#### Dataset

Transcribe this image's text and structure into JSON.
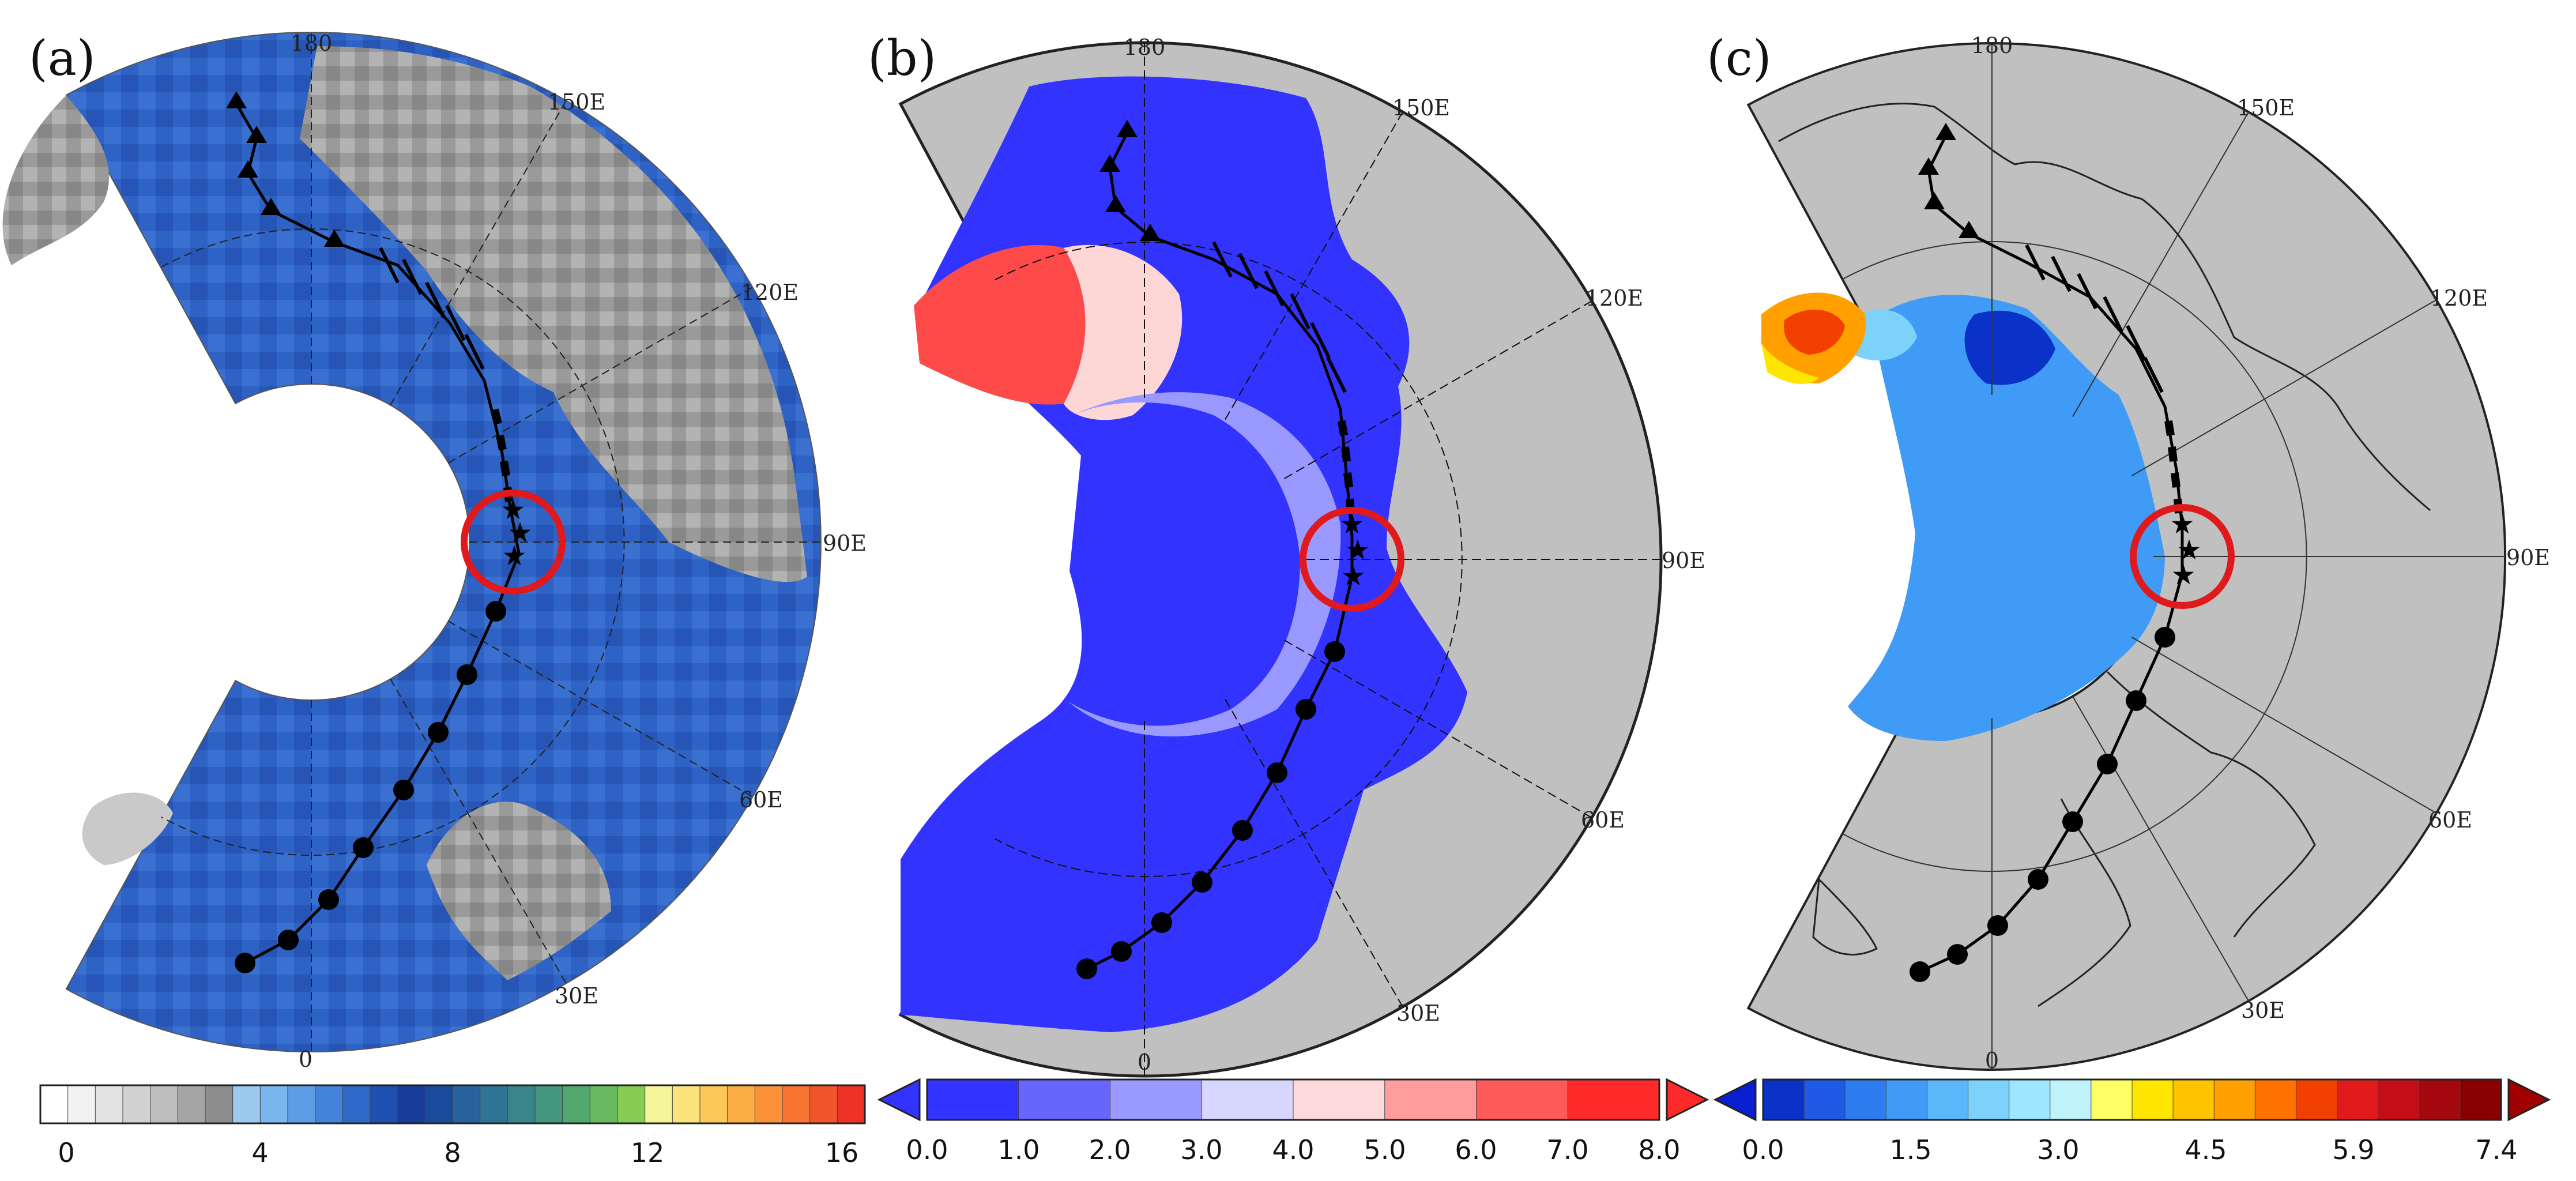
{
  "panels": [
    {
      "label": "(a)",
      "lon_labels": [
        "180",
        "150E",
        "120E",
        "90E",
        "60E",
        "30E",
        "0"
      ],
      "colorbar": {
        "ticks": [
          "0",
          "4",
          "8",
          "12",
          "16"
        ],
        "colors": [
          "#ffffff",
          "#f2f2f2",
          "#e3e3e3",
          "#d2d2d2",
          "#bdbdbd",
          "#a5a5a5",
          "#8d8d8d",
          "#9cc9ef",
          "#7ab7f0",
          "#5b9ee6",
          "#4184da",
          "#2e69c8",
          "#1f4fb0",
          "#173d98",
          "#1a4a9c",
          "#27619e",
          "#2f7494",
          "#38858a",
          "#43977e",
          "#52a86f",
          "#69ba5e",
          "#86cb52",
          "#f5f59a",
          "#fce37a",
          "#fcc85a",
          "#fcae45",
          "#fb923a",
          "#f77431",
          "#f2552b",
          "#ee3226"
        ]
      }
    },
    {
      "label": "(b)",
      "lon_labels": [
        "180",
        "150E",
        "120E",
        "90E",
        "60E",
        "30E",
        "0"
      ],
      "colorbar": {
        "ticks": [
          "0.0",
          "1.0",
          "2.0",
          "3.0",
          "4.0",
          "5.0",
          "6.0",
          "7.0",
          "8.0"
        ],
        "colors": [
          "#3333ff",
          "#6666ff",
          "#9999ff",
          "#d6d6ff",
          "#ffdada",
          "#ff9c9c",
          "#ff5a5a",
          "#ff2a2a"
        ],
        "under_color": "#3333ff",
        "over_color": "#ff2a2a"
      }
    },
    {
      "label": "(c)",
      "lon_labels": [
        "180",
        "150E",
        "120E",
        "90E",
        "60E",
        "30E",
        "0"
      ],
      "colorbar": {
        "ticks": [
          "0.0",
          "1.5",
          "3.0",
          "4.5",
          "5.9",
          "7.4"
        ],
        "colors": [
          "#0a32c8",
          "#1e5ae6",
          "#2e7df0",
          "#3f9bf5",
          "#5ab8fa",
          "#7dd2fc",
          "#9ee6fd",
          "#bff3fc",
          "#ffff66",
          "#ffe600",
          "#ffc400",
          "#ff9f00",
          "#ff7200",
          "#f24000",
          "#e31a1c",
          "#c50d18",
          "#a5070f",
          "#8b0000"
        ],
        "under_color": "#0a1ed2",
        "over_color": "#a00000"
      }
    }
  ],
  "colors": {
    "track": "#000000",
    "highlight_circle": "#e0191c",
    "land_panel_a": "#9a9a9a",
    "ice_panel_a": "#2e62c4",
    "land_mask": "#c0c0c0",
    "field_low": "#3333ff"
  }
}
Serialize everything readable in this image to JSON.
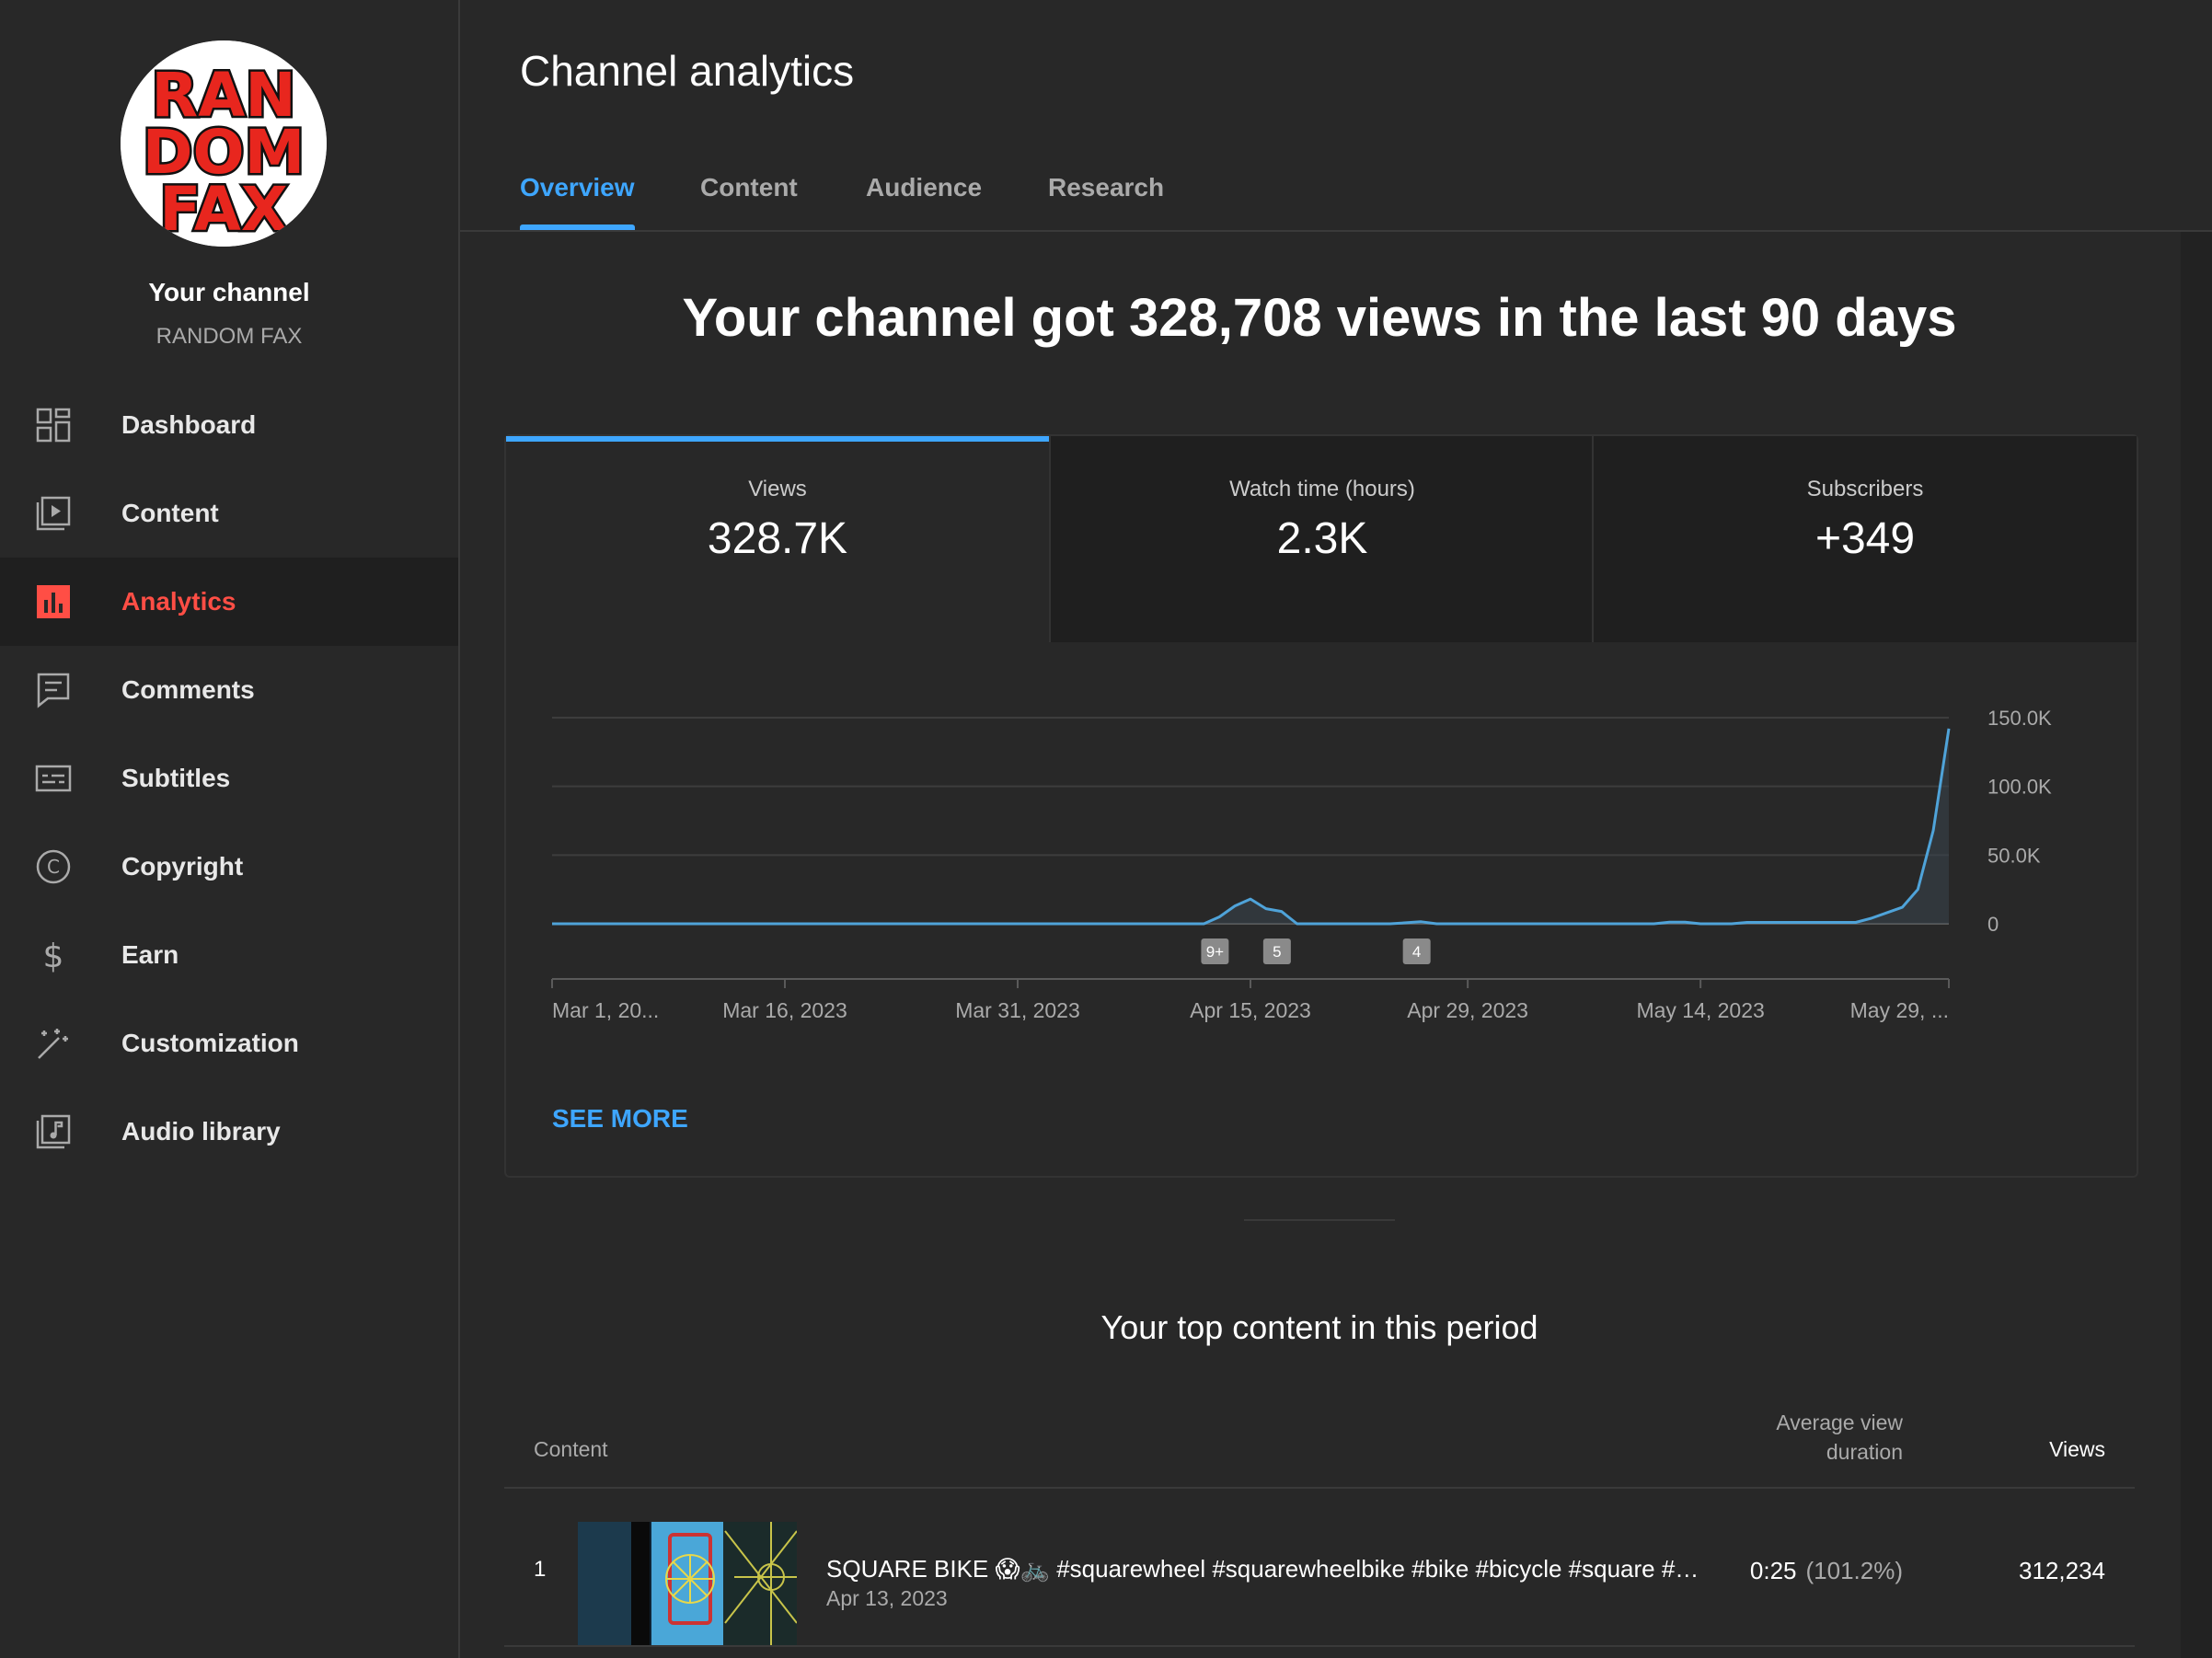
{
  "sidebar": {
    "avatar_text_lines": [
      "RAN",
      "DOM",
      "FAX"
    ],
    "your_channel": "Your channel",
    "channel_name": "RANDOM FAX",
    "items": [
      {
        "label": "Dashboard",
        "icon": "dashboard-icon"
      },
      {
        "label": "Content",
        "icon": "content-icon"
      },
      {
        "label": "Analytics",
        "icon": "analytics-icon",
        "active": true
      },
      {
        "label": "Comments",
        "icon": "comments-icon"
      },
      {
        "label": "Subtitles",
        "icon": "subtitles-icon"
      },
      {
        "label": "Copyright",
        "icon": "copyright-icon"
      },
      {
        "label": "Earn",
        "icon": "earn-icon"
      },
      {
        "label": "Customization",
        "icon": "customization-icon"
      },
      {
        "label": "Audio library",
        "icon": "audio-library-icon"
      }
    ]
  },
  "header": {
    "title": "Channel analytics",
    "tabs": [
      {
        "label": "Overview",
        "active": true
      },
      {
        "label": "Content"
      },
      {
        "label": "Audience"
      },
      {
        "label": "Research"
      }
    ]
  },
  "main": {
    "headline": "Your channel got 328,708 views in the last 90 days",
    "metrics": [
      {
        "label": "Views",
        "value": "328.7K",
        "active": true
      },
      {
        "label": "Watch time (hours)",
        "value": "2.3K"
      },
      {
        "label": "Subscribers",
        "value": "+349"
      }
    ],
    "see_more": "SEE MORE",
    "top_content_title": "Your top content in this period",
    "table": {
      "headers": {
        "content": "Content",
        "avd_line1": "Average view",
        "avd_line2": "duration",
        "views": "Views"
      },
      "rows": [
        {
          "rank": "1",
          "title": "SQUARE BIKE 😱🚲 #squarewheel #squarewheelbike #bike #bicycle #square #…",
          "date": "Apr 13, 2023",
          "avd": "0:25",
          "avd_pct": "(101.2%)",
          "views": "312,234"
        }
      ]
    }
  },
  "colors": {
    "accent": "#3ea6ff",
    "active_nav": "#ff4e45",
    "background": "#282828",
    "line": "#4fa3d9"
  },
  "chart_data": {
    "type": "line",
    "metric": "Views",
    "x_tick_labels": [
      "Mar 1, 20...",
      "Mar 16, 2023",
      "Mar 31, 2023",
      "Apr 15, 2023",
      "Apr 29, 2023",
      "May 14, 2023",
      "May 29, ..."
    ],
    "x_tick_days": [
      0,
      15,
      30,
      45,
      59,
      74,
      89
    ],
    "y_tick_labels": [
      "150.0K",
      "100.0K",
      "50.0K",
      "0"
    ],
    "y_ticks": [
      150000,
      100000,
      50000,
      0
    ],
    "ylim": [
      0,
      150000
    ],
    "xlim": [
      0,
      89
    ],
    "grid": true,
    "points": [
      [
        0,
        0
      ],
      [
        42,
        0
      ],
      [
        43,
        5000
      ],
      [
        44,
        13000
      ],
      [
        45,
        18000
      ],
      [
        46,
        11000
      ],
      [
        47,
        9000
      ],
      [
        48,
        0
      ],
      [
        54,
        0
      ],
      [
        56,
        1500
      ],
      [
        57,
        0
      ],
      [
        71,
        0
      ],
      [
        72,
        1200
      ],
      [
        73,
        1200
      ],
      [
        74,
        0
      ],
      [
        76,
        0
      ],
      [
        77,
        1000
      ],
      [
        84,
        1000
      ],
      [
        85,
        4000
      ],
      [
        86,
        8000
      ],
      [
        87,
        12000
      ],
      [
        88,
        25000
      ],
      [
        89,
        68000
      ],
      [
        90,
        142000
      ]
    ],
    "markers": [
      {
        "day": 42,
        "label": "9+"
      },
      {
        "day": 46,
        "label": "5"
      },
      {
        "day": 55,
        "label": "4"
      }
    ]
  }
}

#### Exercise directions
Give only the number of lines in the data that include the string "Your".

#### Answer to the problem
3